Search the records below for the word "животных" and show every line where it occurs.

▶ _Supplied entries_
——————

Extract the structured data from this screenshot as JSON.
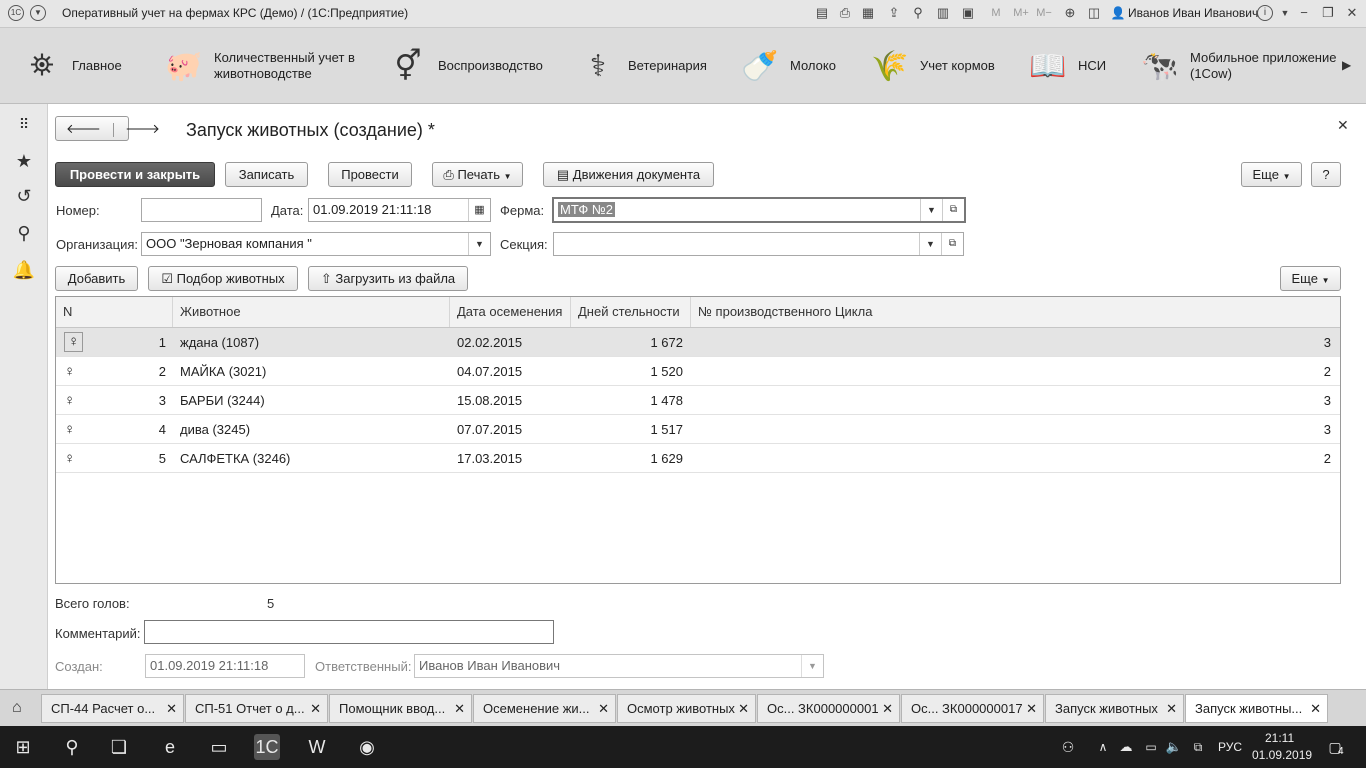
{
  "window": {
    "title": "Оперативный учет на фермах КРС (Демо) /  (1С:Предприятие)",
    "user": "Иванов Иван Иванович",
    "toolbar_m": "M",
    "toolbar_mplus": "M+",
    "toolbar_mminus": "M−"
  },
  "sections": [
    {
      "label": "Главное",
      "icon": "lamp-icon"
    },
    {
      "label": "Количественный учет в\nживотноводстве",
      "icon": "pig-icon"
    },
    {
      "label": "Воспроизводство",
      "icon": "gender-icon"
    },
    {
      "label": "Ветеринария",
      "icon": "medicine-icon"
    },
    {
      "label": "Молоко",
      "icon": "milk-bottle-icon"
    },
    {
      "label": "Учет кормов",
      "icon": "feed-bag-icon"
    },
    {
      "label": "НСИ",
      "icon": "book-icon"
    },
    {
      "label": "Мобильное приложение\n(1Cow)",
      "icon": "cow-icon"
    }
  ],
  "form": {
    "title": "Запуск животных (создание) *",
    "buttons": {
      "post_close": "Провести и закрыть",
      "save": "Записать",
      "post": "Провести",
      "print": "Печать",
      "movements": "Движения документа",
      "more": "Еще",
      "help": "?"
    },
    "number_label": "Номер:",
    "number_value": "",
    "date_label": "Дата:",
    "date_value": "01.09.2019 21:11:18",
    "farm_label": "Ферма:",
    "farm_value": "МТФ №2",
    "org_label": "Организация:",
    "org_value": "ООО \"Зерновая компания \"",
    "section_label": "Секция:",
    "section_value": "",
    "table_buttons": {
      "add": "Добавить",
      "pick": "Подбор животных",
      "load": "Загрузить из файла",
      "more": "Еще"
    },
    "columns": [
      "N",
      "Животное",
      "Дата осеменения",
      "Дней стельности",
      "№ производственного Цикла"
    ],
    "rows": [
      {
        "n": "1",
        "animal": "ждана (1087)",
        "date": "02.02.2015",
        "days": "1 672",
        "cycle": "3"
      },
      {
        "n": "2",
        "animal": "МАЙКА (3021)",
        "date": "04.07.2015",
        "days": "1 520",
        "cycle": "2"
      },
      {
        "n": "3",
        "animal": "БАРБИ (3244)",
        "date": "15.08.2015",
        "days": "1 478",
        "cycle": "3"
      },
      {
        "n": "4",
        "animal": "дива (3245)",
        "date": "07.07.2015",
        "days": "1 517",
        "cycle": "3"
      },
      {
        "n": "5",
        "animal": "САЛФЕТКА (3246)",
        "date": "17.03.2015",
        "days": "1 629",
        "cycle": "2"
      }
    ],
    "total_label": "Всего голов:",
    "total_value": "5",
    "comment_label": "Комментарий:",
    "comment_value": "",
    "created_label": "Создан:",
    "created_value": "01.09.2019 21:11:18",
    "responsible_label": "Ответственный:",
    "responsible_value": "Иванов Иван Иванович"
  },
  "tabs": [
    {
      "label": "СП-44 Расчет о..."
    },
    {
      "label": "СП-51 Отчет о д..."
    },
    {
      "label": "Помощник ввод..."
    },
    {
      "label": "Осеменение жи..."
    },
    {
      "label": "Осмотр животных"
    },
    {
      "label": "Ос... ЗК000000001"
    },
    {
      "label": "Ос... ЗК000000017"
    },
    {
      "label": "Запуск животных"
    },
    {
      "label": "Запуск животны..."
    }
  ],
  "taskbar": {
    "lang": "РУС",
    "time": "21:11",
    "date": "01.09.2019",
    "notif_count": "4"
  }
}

——————

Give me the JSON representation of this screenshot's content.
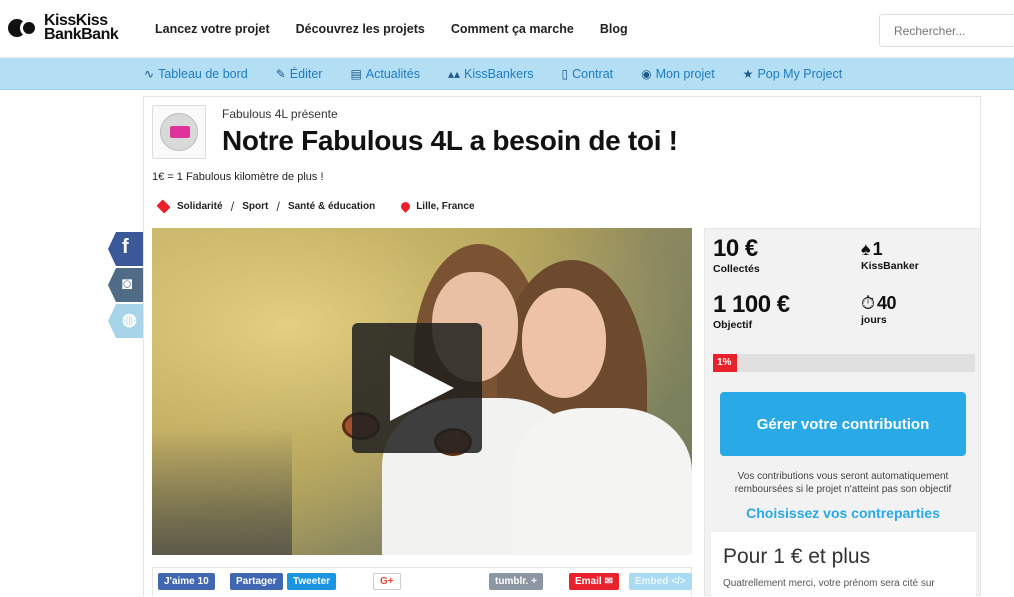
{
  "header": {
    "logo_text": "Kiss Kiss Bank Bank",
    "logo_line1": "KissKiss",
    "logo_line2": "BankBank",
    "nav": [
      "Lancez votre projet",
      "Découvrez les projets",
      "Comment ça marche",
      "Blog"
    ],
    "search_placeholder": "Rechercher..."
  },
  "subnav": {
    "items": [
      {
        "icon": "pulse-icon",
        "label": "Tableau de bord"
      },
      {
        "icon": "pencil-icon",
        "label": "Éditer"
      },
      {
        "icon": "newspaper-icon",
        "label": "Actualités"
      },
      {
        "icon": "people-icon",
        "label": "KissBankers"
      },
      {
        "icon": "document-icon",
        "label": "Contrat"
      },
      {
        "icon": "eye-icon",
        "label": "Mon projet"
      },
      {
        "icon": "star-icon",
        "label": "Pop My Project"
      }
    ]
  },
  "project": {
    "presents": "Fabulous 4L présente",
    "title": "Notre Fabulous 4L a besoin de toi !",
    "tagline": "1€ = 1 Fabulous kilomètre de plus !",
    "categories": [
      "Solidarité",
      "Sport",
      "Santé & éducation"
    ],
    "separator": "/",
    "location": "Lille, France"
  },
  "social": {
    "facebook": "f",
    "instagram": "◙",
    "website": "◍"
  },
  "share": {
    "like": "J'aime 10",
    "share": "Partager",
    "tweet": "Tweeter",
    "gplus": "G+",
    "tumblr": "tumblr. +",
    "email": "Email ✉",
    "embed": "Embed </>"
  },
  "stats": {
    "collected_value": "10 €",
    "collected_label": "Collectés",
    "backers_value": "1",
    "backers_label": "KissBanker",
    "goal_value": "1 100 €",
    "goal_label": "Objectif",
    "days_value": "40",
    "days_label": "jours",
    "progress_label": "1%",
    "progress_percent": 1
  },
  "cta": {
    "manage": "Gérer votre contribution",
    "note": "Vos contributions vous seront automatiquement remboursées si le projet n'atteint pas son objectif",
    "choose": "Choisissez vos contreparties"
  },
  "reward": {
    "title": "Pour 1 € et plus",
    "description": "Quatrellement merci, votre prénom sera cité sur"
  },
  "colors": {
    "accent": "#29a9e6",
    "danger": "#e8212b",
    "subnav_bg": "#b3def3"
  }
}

——————

▶ _Solution to this task_
    "title": "Запуск животных (создание) *",
      "pick": "Подбор животных",
      "label": "Осмотр животных"
      "label": "Запуск животных"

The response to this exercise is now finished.